PROMPT –
Retype precisely the section of the data that starts at the line containing "Extract all readable text from this page." and runs to its final line, ends included.

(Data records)
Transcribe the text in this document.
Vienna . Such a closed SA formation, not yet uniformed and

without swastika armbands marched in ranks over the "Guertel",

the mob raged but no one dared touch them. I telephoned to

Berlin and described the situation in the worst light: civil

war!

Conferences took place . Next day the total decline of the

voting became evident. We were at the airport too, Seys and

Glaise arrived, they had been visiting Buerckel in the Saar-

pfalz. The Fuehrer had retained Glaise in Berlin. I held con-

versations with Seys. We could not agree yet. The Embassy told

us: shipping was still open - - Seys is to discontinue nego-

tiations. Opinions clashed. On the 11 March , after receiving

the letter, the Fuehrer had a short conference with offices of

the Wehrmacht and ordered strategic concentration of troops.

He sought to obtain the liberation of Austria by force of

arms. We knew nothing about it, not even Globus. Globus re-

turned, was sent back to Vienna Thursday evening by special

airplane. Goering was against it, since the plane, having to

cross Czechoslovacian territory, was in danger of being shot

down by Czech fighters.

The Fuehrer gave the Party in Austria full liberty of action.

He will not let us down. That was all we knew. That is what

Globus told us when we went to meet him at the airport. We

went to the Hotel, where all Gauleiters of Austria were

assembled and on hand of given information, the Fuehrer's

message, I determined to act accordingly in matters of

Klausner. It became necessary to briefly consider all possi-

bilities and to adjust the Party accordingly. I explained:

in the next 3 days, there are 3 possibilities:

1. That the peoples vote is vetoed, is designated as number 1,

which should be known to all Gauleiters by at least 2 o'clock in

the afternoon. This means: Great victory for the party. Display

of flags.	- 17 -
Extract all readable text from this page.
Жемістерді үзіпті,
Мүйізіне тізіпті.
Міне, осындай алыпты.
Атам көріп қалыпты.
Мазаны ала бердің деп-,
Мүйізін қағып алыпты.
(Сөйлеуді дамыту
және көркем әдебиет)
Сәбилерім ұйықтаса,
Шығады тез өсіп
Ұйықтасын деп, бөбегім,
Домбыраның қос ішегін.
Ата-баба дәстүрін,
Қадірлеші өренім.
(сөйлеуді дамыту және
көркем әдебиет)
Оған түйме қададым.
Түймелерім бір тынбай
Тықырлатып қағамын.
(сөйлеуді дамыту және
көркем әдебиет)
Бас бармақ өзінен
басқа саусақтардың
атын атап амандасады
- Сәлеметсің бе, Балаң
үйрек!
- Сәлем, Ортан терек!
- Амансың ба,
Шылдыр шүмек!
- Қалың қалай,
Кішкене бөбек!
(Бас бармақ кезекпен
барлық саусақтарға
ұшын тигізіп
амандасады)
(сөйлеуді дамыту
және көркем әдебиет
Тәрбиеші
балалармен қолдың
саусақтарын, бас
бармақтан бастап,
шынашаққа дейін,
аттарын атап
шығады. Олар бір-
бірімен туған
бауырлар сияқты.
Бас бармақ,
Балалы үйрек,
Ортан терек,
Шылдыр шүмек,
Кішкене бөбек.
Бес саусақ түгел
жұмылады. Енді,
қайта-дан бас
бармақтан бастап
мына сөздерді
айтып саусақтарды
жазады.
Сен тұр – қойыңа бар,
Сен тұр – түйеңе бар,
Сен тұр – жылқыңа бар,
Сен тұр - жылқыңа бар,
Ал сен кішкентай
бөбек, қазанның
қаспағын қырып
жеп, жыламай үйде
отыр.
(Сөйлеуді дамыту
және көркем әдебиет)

PROBLEM SOLUTION –
Extract all readable text from this page.
Жемістерді үзіпті,
Мүйізіне тізіпті.
Міне, осындай алыпты.
Атам көріп қалыпты.
Мазаны ала бердің деп-,
Мүйізін қағып алыпты.
(Сөйлеуді дамыту
және көркем әдебиет)
Сәбилерім ұйықтаса,
Шығады тез өсіп
Ұйықтасын деп, бөбегім,
Домбыраның қос ішегін.
Ата-баба дәстүрін,
Қадірлеші өренім.
(сөйлеуді дамыту және
көркем әдебиет)
Оған түйме қададым.
Түймелерім бір тынбай
Тықырлатып қағамын.
(сөйлеуді дамыту және
көркем әдебиет)
Бас бармақ өзінен
басқа саусақтардың
атын атап амандасады
- Сәлеметсің бе, Балаң
үйрек!
- Сәлем, Ортан терек!
- Амансың ба,
Шылдыр шүмек!
- Қалың қалай,
Кішкене бөбек!
(Бас бармақ кезекпен
барлық саусақтарға
ұшын тигізіп
амандасады)
(сөйлеуді дамыту
және көркем әдебиет
Тәрбиеші
балалармен қолдың
саусақтарын, бас
бармақтан бастап,
шынашаққа дейін,
аттарын атап
шығады. Олар бір-
бірімен туған
бауырлар сияқты.
Бас бармақ,
Балалы үйрек,
Ортан терек,
Шылдыр шүмек,
Кішкене бөбек.
Бес саусақ түгел
жұмылады. Енді,
қайта-дан бас
бармақтан бастап
мына сөздерді
айтып саусақтарды
жазады.
Сен тұр – қойыңа бар,
Сен тұр – түйеңе бар,
Сен тұр – жылқыңа бар,
Сен тұр - жылқыңа бар,
Ал сен кішкентай
бөбек, қазанның
қаспағын қырып
жеп, жыламай үйде
отыр.
(Сөйлеуді дамыту
және көркем әдебиет)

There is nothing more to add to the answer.